Sisanya, tanah tersebut dialokasikan untuk PT Sentul City Tbk dan PT Buana Estate. Termasuk juga, pembangunan pondok Al Mutahar dan Villa atas nama Ratmani Probosutejo. Kedua pemilik ini terafiliasi dengan PT MPM.
Upaya ini berpotensi menggagalkan penyelesaian konflik agraria dan redistribusi tanah seluas 93 hektare yang sudah dikuasai dan digarap oleh petani Batulawang. Apalagi sampai saat ini, pihak Bank Tanah tidak pernah membuka data alokasi tanah tersebut kepada masyarakat.
"Kami menduga, operasi senyap Bank Tanah ini merupakan permainan dari Kementerian ATR/BPN bersama Kanwil ATR/BPN, Pemda Cianjur, dan pihak perusahaan," ujar KPA cs (cum suis) dalam sebuah pernyataan bersama yang dirilis 3 Juli 2024.
Pertama, Menteri ATR/BPN secara tiba-tiba mengeluarkan surat secara sepihak untuk menghapus eks HGU PT MPM dari basis tanah terlantar dan menerbitkan HPL untuk Bank Tanah.

## TUGAS ANDA
1 > Perbarui bagian teks tentang Bank Tanah dari "Pertama, Menteri ATR/BPN" sampai "untuk Bank Tanah.", dengan "secara sepihak" diganti menjadi "tanpa musyawarah".
2 > Lanjutkan teks tentang Bank Tanah dan petani Batulawang setelah kalimat terakhirnya.

## KUMPULAN ITEM
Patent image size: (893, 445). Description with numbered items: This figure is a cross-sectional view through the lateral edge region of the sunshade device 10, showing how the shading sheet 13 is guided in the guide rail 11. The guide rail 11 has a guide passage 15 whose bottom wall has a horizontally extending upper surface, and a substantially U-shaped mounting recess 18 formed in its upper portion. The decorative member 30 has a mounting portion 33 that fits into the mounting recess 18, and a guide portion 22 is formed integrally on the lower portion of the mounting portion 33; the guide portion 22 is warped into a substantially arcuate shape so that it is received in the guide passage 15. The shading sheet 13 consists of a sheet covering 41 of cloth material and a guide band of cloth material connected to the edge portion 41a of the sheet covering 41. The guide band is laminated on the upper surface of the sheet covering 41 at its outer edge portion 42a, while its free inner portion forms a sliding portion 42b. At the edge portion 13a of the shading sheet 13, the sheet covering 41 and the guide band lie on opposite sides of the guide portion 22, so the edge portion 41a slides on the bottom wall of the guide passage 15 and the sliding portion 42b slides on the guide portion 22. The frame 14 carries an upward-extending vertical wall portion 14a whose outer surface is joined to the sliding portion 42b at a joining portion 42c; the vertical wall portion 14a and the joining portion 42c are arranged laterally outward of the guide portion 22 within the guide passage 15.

---

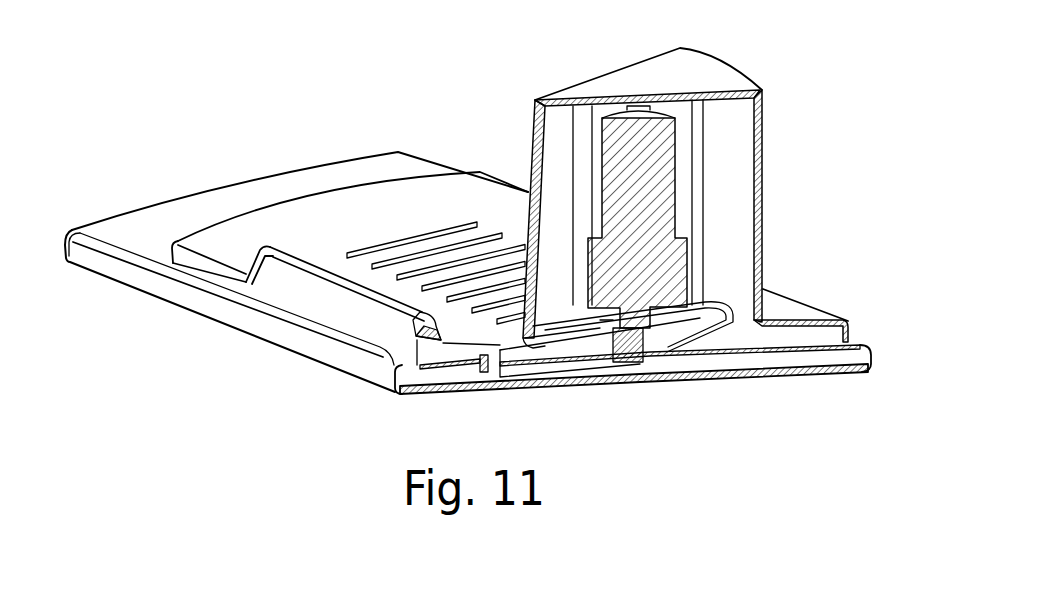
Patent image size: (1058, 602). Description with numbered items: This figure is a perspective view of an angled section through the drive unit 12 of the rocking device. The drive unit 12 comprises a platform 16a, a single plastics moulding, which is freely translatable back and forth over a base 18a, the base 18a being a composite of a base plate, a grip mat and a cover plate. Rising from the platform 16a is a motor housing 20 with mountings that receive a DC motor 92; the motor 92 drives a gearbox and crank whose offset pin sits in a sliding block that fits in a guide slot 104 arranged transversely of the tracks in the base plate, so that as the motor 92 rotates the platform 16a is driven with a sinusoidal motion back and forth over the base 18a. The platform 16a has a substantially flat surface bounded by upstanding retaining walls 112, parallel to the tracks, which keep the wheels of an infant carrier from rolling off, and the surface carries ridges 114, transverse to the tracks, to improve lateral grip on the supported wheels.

==

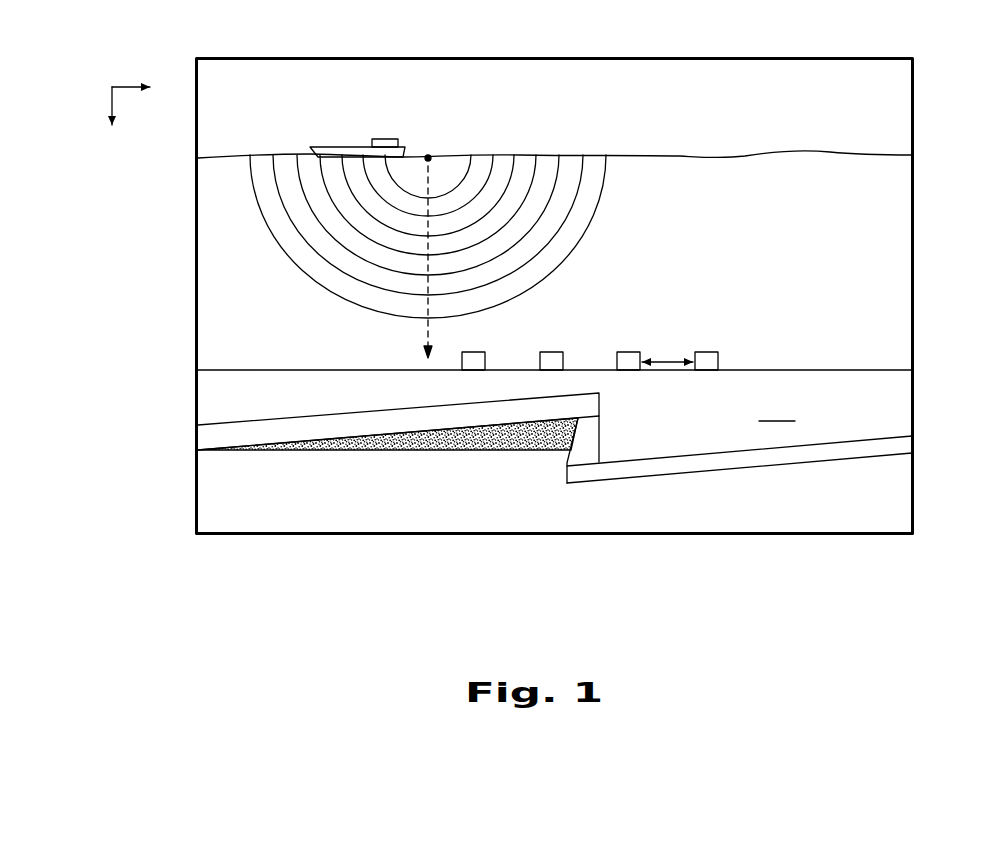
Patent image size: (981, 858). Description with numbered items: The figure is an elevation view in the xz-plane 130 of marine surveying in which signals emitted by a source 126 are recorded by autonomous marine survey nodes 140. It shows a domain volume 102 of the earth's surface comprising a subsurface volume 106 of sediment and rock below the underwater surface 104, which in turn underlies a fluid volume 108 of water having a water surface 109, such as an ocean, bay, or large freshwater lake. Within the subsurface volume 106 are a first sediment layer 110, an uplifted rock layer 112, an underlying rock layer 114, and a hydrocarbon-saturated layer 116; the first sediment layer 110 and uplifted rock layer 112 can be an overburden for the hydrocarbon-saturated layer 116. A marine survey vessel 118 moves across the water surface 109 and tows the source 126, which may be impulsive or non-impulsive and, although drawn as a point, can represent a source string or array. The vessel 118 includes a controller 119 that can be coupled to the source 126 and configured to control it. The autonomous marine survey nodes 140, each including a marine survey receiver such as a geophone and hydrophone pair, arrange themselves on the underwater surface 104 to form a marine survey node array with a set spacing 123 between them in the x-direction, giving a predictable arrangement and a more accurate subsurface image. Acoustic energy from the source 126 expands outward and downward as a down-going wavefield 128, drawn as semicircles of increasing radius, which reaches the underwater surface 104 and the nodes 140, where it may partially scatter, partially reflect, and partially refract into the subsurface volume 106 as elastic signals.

## JAWABAN TIAP TUGAS
1 >
Pertama, Menteri ATR/BPN secara tiba-tiba mengeluarkan surat tanpa musyawarah untuk menghapus eks HGU PT MPM dari basis tanah terlantar dan menerbitkan HPL untuk Bank Tanah.

2 >
Kedua, pada Oktober 2023, Menteri ATR/BPN, Hadi Tjahjanto bersama Dirjen Penanganan Sengketa dan Konflik Pertanahan, R.B Agus Widjayanto waktu itu melakukan kunjungan ke Cianjur untuk menegaskan pengalokasian aset Bank Tanah. Tempat pertemuan tersebut difasilitasi oleh PT MPM, dimana Kanwil BPN Jabar waktu, Dalu Agung Darmawan juga ikut mendampingi.
Ketiga, Direktur PT MPM merupakan istri dari salah satu pejabat petinggi Kepolisian.
Keempat, Kementerian ATR/BPN seperti tutup mata dengan tindakan ilegal yang dilakukan oleh Bank Tanah terhadap petani di LPRA Batulawang. Padahal, Bank Tanah semakin gencar melakukan intimidasi dan memasang patok-patok di di tanah petani, Bank Tanah juga menekan Pemda Cianjur, Pemerintah Kecamatan Cipanas, dan Pemdes Batulawang untuk mengintimidasi petani.
Menurut koalisi, selain berbagai pelanggaran yang terjadi di lapangan, Badan Bank Tanah sebenarnya memiliki kecacatan karena berada di atas landasan hukum yang sudah dinyatakan Inkonstitusional Bersyarat melalui putusan MK 91/PUU-XVIII/2020. Catatan pelanggaran hukum dan pembangkangan terhadap konstitusi bertambah ketika aturan PP 64/2021 tentang Badan Bank Tanah dan, PP 124/2021 tentang Modal Bank Tanah, serta Perpres No. 113/2021 tentang Struktur dan Penyelenggaraan Bank Tanah.
Apalagi pasal Bank Tanah merupakan pasal siluman yang tiba-tiba hadir dalam RUU Cipta Kerja. Padahal secara hukum, Omnibus Law UU Cipta Kerja berfungsi untuk merevisi atau menghapus UU dan pasal-pasal yang sudah ada sebelumnya.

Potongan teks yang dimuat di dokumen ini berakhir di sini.